--- start Material shown ---

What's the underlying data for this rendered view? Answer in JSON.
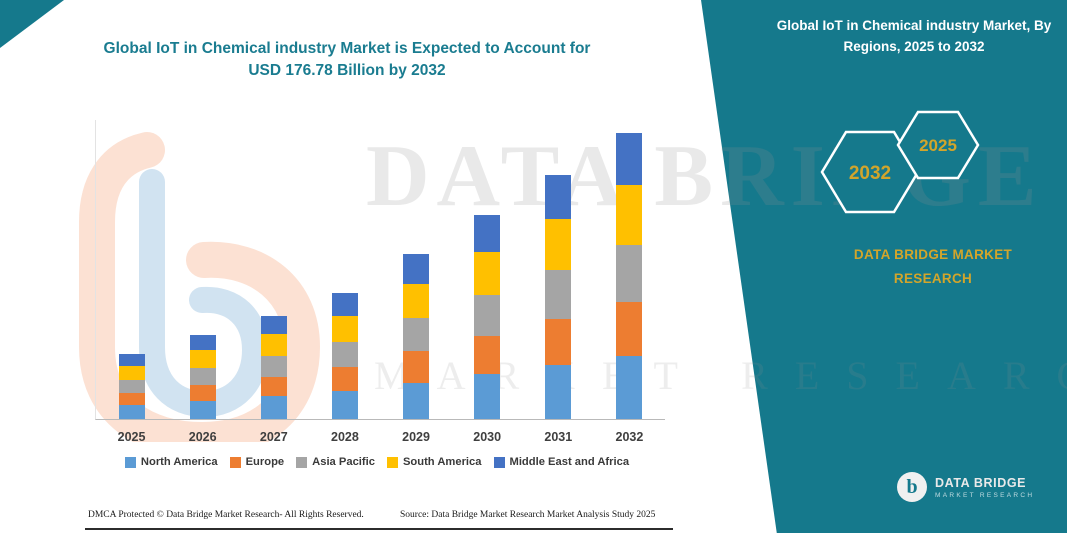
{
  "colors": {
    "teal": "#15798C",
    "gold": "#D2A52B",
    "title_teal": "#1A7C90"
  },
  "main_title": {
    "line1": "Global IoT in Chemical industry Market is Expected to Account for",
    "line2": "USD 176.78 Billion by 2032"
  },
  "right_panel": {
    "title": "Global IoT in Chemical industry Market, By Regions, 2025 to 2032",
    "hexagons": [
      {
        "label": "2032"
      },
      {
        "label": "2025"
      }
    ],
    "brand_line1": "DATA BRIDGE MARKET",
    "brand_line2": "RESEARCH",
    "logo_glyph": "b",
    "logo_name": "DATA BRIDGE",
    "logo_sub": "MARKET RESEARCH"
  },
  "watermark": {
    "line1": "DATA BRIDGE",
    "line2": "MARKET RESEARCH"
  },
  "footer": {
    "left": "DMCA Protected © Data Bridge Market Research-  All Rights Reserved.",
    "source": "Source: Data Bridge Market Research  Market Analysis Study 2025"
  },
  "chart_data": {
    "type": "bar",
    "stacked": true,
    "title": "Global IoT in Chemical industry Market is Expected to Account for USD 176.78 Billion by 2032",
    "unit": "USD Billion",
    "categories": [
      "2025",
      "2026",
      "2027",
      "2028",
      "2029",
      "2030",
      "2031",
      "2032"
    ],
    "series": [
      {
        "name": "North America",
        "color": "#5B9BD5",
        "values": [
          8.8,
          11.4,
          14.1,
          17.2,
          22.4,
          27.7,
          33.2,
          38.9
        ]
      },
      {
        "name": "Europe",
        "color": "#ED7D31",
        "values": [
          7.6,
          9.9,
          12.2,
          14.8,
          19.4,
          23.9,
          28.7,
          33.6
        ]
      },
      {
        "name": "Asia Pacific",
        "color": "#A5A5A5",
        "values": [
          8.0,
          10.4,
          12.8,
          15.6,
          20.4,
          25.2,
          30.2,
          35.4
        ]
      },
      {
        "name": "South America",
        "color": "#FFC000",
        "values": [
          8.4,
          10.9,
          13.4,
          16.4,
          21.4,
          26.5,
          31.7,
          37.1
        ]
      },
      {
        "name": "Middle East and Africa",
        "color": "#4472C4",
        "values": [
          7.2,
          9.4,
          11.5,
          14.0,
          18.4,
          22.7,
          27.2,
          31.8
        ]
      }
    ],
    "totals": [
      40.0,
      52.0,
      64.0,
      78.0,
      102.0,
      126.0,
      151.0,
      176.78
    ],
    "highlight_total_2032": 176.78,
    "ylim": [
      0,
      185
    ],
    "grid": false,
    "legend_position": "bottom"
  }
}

--- end Material shown ---
--- start Material shown ---

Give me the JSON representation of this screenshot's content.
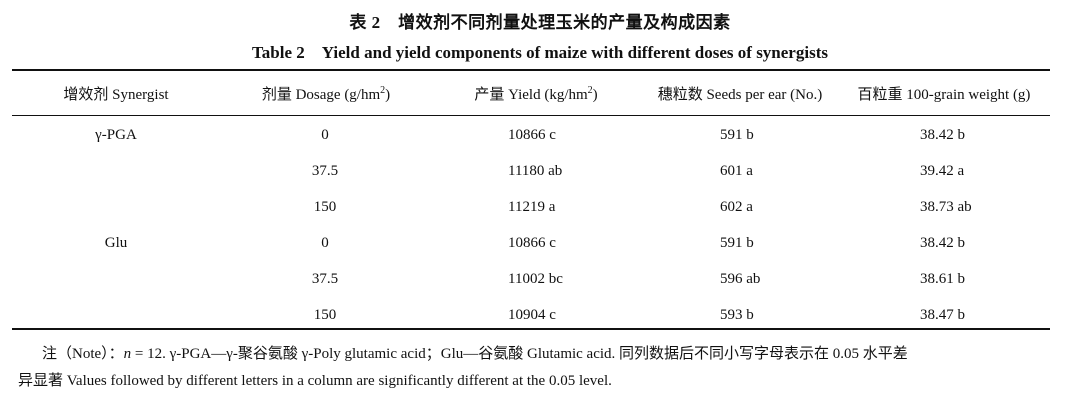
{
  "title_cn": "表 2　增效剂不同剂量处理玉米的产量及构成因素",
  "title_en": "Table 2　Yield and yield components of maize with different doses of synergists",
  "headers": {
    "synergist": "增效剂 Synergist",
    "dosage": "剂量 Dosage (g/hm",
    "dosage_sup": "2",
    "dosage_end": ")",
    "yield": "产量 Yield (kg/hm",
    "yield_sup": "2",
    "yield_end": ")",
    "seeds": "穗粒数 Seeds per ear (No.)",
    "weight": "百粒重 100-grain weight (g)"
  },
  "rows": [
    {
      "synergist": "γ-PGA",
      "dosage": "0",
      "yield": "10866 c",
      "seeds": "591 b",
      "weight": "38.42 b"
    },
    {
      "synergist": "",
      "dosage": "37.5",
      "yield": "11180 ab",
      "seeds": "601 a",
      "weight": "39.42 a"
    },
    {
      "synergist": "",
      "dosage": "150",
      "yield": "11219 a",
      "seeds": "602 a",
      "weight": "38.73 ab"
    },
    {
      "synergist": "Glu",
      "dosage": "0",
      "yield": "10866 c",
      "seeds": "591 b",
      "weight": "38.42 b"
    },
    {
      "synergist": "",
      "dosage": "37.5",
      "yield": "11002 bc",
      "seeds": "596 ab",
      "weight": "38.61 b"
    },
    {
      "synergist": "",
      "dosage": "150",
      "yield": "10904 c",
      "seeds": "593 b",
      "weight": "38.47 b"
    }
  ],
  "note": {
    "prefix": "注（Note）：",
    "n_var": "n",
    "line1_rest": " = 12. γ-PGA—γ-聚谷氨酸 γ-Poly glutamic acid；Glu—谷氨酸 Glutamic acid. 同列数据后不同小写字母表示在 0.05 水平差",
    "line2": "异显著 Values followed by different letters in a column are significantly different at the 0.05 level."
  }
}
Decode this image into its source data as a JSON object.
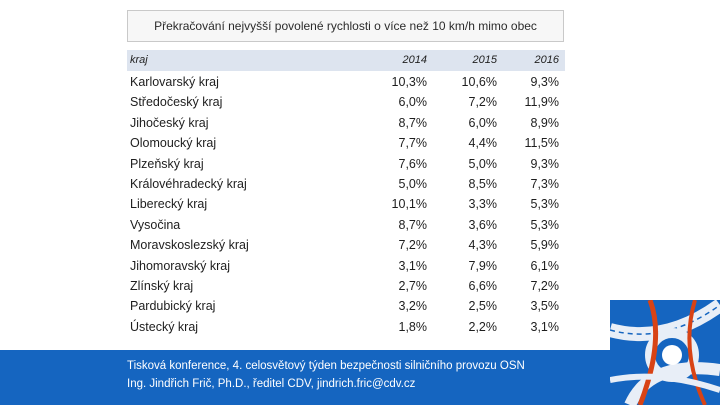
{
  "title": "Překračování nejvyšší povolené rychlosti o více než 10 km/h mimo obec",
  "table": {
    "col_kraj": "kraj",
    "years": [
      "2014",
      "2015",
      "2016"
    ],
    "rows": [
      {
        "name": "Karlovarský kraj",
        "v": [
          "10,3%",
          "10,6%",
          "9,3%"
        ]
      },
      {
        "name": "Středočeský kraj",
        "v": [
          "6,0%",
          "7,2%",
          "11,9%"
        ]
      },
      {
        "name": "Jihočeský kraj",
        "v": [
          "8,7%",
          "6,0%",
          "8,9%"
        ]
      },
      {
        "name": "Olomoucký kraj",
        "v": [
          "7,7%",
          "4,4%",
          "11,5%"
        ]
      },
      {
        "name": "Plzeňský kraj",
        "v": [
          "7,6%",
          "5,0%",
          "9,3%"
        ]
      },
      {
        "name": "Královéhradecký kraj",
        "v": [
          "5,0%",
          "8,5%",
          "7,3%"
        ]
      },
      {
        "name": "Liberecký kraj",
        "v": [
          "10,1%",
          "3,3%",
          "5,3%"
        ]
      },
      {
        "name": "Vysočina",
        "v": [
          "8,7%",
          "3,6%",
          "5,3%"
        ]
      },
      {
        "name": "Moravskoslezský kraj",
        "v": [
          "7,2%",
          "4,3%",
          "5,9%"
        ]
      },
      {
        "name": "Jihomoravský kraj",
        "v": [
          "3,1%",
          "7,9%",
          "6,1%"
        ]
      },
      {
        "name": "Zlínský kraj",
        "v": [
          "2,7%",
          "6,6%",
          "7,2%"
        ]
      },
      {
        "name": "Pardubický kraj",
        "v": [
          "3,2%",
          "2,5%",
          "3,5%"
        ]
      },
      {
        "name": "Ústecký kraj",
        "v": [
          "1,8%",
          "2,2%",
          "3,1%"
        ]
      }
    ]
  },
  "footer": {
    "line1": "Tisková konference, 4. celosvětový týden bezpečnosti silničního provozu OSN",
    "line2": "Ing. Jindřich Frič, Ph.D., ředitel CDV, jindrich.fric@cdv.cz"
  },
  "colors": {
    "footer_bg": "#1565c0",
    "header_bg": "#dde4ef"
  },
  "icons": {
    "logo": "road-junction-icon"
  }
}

--- end Material shown ---

[Stated problem] Show each line in the entries that holds the string "JSON".

[In response]
What's the underlying data for this rendered view? Answer in JSON.
Give me the JSON representation of this screenshot's content.
Decode this image into its source data as a JSON object.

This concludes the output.